- Aim of the task: Rewrite the Bellman expectation equation passage from "This equation states" to "by $p(s', r | s, a)$).", changing "subsequent" to "following".

- Text passage:

————————

The first term, $\mathbb{E}_{\pi}[R_{t+1} | S_t = s]$, is the expected immediate reward. The agent first chooses an action $a$ based on $\pi(a|s)$, and then the environment responds with a next state $s'$ and reward $r$ based on $p(s', r | s, a)$. Summing over all possibilities: $\mathbb{E}_{\pi}[R_{t+1} | S_t = s] = \sum_{a} \pi(a|s) \sum_{s', r} p(s', r | s, a) r$ The second term, $\gamma \mathbb{E}_{\pi}[G_{t+1} | S_t = s]$, involves the expected discounted return from the next state $S_{t+1}$. The expectation $\mathbb{E}_{\pi}[G_{t+1} | S_t = s]$ averages over the actions $a$ taken from state $s$ and the resulting next states $s'$. The expected return starting from a next state $s'$ is simply $V^{\pi}(s')$. Therefore: $\mathbb{E}_{\pi}[G_{t+1} | S_t = s] = \sum_{a} \pi(a|s) \sum_{s', r} p(s', r | s, a) V^{\pi}(s')$ Note that the reward $r$ in $p(s', r | s, a)$ doesn't affect the value of $V^{\pi}(s')$, so we could also sum over $p(s' | s, a) = \sum_r p(s', r | s, a)$.

Putting both terms back together gives the Bellman expectation equation for $V^{\pi}$: $V^{\pi}(s) = \sum_{a} \pi(a|s) \sum_{s', r} p(s', r | s, a) [r + \gamma V^{\pi}(s')]$

This equation states that the value of being in state $s$ under policy $\pi$ is the average over all actions $a$ (weighted by the probability $\pi(a|s)$ of taking them) of the expected immediate reward plus the discounted expected value of the subsequent state $s'$ (averaged over all possible $s'$ and $r$ weighted by $p(s', r | s, a)$).

It's often helpful to think of this relationship in terms of the action-value function $Q^{\pi}(s,a)$. The value $V^{\pi}(s)$ is simply the expected value of $Q^{\pi}(s,a)$ over the actions $a$ that policy $\pi$ might choose in state $s$: $V^{\pi}(s) = \sum_{a} \pi(a|s) Q^{\pi}(s,a)$

The value of a state $V^{\pi}(s)$ is the expected value of the action values $Q^{\pi}(s,a)$, averaged over the actions $a$ chosen by the policy $\pi$.

Bellman Expectation Equation for Q^π(s,a)

We can derive a similar equation for the action-value function $Q^{\pi}(s,a)$. Recall its definition: $Q^{\pi}(s,a) = \mathbb{E}_{\pi}[G_t | S_t = s, A_t = a]$ Again, substitute $G_t = R_{t+1} + \gamma G_{t+1}$: $Q^{\pi}(s,a) = \mathbb{E}_{\pi}[R_{t+1} + \gamma G_{t+1} | S_t = s, A_t = a]$ $Q^{\pi}(s,a) = \mathbb{E}_{\pi}[R_{t+1} | S_t = s, A_t = a] + \gamma \mathbb{E}_{\pi}[G_{t+1} | S_t = s, A_t = a]$ Now, the expectation is conditioned on having already taken action $a$ in state $s$. The environment then determines the next state $s'$ and reward $r$ according to $p(s', r | s, a)$.

————————

- Raw records:
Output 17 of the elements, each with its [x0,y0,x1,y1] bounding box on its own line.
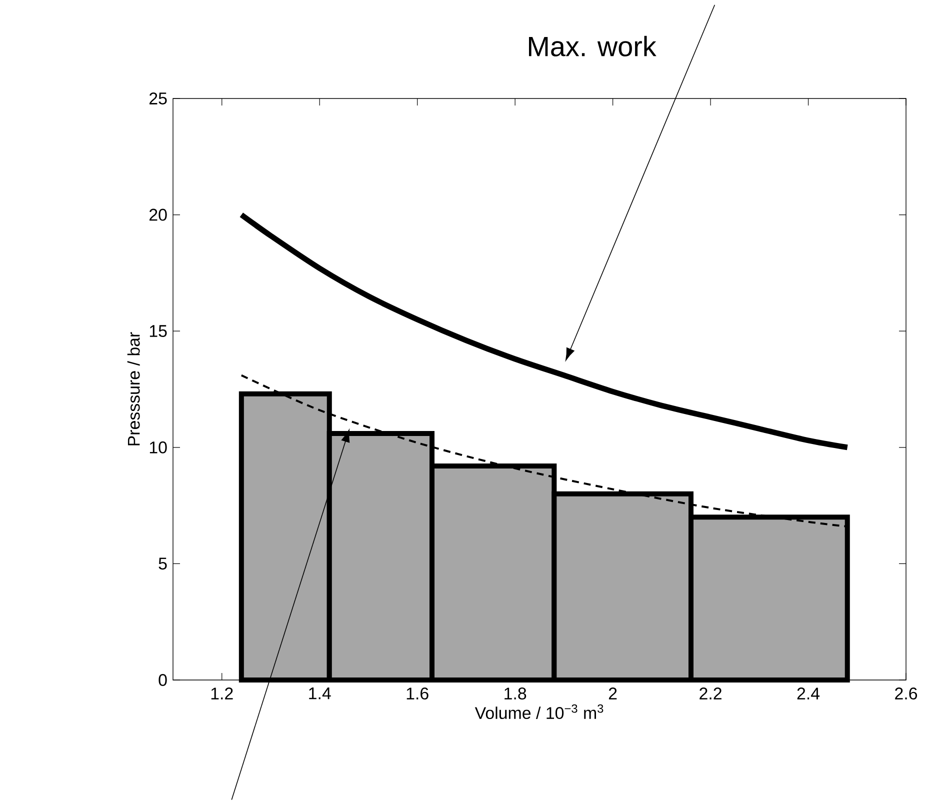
x-axis-title: Volume / 10$^{−3}$ m$^{3}$ [474,704,604,720]
y-tick-label: 0 [158,674,167,686]
y-tick-label: 5 [158,558,167,570]
x-tick-label: 1.6 [406,688,428,700]
x-tick-label: 2.2 [700,688,722,700]
y-tick-label: 20 [150,208,167,221]
x-tick-label: 1.2 [211,688,233,700]
y-tick-label: 25 [150,92,167,104]
x-tick-label: 1.8 [504,688,526,700]
x-tick-label: 2.6 [895,688,918,700]
x-tick-label: 2.4 [797,688,820,700]
y-tick-label: 15 [150,325,167,338]
y-tick-label: 10 [150,441,167,454]
y-axis-title: Presssure / bar [127,332,140,446]
x-tick-label: 1.4 [309,688,331,700]
x-tick-label: 2 [608,688,617,700]
text: Max. work [528,36,656,56]
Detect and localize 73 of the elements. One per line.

————————

- The response:
This equation states that the value of being in state $s$ under policy $\pi$ is the average over all actions $a$ (weighted by the probability $\pi(a|s)$ of taking them) of the expected immediate reward plus the discounted expected value of the following state $s'$ (averaged over all possible $s'$ and $r$ weighted by $p(s', r | s, a)$).